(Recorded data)
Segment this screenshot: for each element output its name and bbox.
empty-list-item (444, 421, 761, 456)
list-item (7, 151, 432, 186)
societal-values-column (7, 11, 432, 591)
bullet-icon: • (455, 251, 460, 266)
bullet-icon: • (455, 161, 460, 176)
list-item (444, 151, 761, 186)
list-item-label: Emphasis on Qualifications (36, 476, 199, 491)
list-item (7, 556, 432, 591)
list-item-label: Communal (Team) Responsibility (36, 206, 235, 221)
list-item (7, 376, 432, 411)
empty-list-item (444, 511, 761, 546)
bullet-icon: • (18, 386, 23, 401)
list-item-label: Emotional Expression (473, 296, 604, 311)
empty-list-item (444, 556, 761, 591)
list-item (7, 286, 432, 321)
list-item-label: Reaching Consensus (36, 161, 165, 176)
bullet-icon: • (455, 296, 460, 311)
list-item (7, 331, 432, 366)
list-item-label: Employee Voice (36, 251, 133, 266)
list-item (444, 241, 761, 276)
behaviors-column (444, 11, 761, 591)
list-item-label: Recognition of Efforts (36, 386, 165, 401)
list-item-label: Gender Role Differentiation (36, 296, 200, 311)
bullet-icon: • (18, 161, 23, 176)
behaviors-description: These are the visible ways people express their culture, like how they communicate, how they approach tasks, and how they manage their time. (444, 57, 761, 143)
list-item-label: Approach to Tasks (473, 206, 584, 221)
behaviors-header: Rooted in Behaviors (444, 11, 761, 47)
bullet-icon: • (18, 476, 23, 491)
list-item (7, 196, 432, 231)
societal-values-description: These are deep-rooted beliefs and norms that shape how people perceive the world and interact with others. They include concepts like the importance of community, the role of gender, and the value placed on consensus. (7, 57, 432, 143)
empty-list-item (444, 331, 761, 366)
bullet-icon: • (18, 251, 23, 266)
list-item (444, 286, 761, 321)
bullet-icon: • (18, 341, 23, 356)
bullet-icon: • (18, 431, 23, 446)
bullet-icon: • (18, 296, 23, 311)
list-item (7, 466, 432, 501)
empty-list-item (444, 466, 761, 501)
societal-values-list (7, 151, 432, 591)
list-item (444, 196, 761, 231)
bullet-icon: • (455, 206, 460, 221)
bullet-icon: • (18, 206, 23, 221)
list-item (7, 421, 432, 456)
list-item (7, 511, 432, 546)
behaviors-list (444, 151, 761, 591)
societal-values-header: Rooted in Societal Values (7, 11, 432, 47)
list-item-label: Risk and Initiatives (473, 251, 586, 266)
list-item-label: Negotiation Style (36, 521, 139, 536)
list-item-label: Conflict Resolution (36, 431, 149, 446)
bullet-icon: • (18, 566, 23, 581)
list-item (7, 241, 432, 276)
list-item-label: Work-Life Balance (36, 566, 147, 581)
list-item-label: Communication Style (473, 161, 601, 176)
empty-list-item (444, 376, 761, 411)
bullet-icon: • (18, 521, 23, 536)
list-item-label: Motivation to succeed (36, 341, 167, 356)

--

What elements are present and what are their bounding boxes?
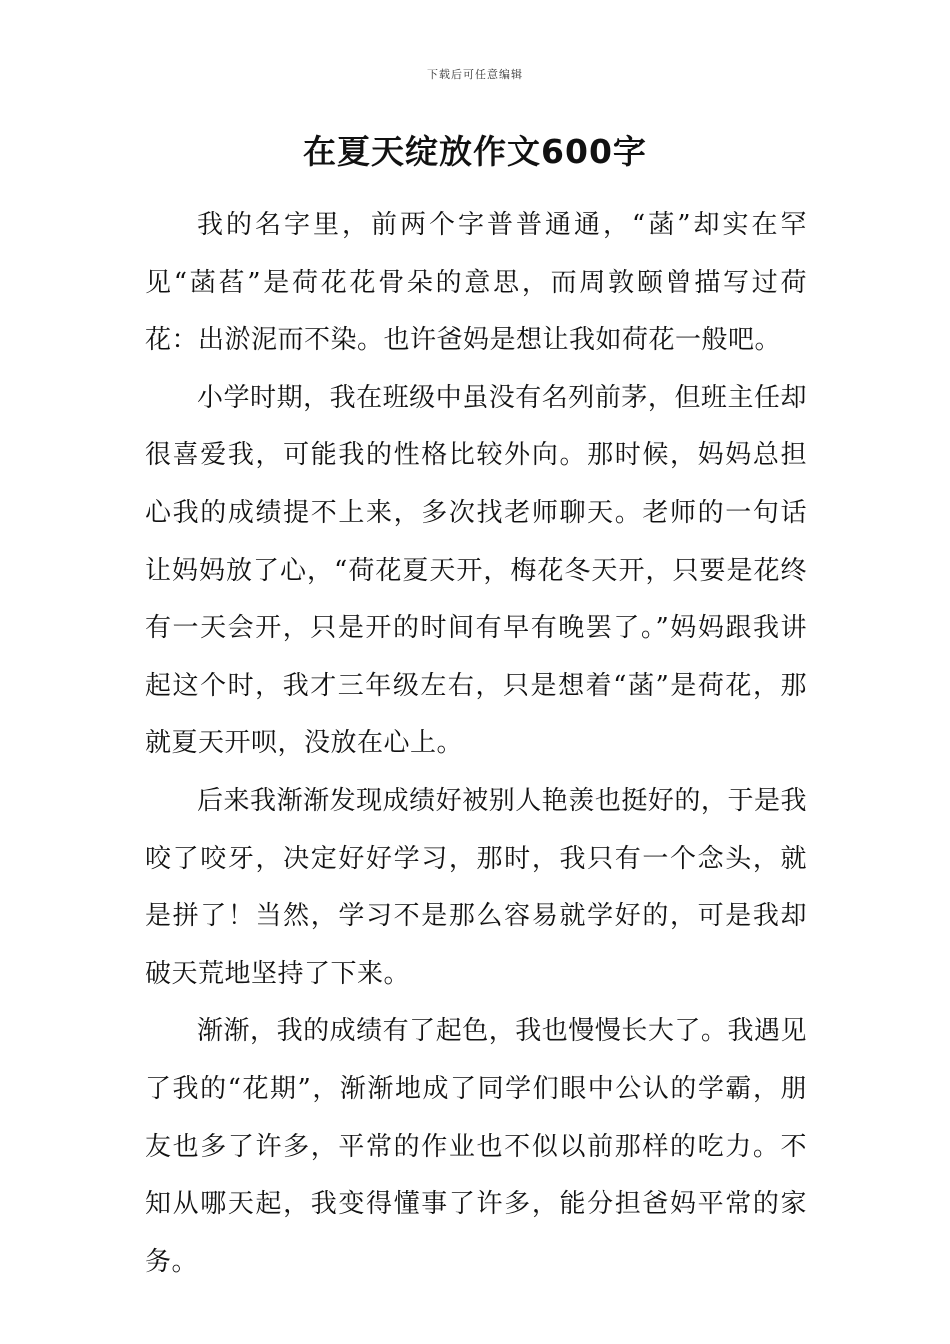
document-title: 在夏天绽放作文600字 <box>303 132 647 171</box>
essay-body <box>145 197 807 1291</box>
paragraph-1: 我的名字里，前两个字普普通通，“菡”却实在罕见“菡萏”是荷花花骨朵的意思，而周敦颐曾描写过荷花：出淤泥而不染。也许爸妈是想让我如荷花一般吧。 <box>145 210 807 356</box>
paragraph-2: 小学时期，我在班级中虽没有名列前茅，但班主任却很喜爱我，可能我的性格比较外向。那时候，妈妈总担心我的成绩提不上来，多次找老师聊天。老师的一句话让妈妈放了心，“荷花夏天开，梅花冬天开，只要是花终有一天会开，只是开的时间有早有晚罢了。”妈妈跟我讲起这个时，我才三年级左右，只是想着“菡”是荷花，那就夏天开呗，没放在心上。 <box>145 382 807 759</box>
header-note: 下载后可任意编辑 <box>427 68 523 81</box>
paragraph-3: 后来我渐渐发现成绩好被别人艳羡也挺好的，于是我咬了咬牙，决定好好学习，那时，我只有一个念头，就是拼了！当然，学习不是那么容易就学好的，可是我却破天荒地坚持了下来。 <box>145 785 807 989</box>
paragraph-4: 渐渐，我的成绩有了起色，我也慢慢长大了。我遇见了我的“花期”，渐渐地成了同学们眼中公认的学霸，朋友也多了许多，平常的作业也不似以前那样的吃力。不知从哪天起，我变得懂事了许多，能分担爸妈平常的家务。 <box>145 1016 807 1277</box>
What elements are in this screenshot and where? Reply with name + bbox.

* _Direction_
Copy out the lines of the records from the line with "document-title: 在夏天绽放作文600字 <box>303" to the line with "210 807 356</box>", both included.

* _Exercise output_
document-title: 在夏天绽放作文600字 <box>303 132 647 171</box>
essay-body <box>145 197 807 1291</box>
paragraph-1: 我的名字里，前两个字普普通通，“菡”却实在罕见“菡萏”是荷花花骨朵的意思，而周敦颐曾描写过荷花：出淤泥而不染。也许爸妈是想让我如荷花一般吧。 <box>145 210 807 356</box>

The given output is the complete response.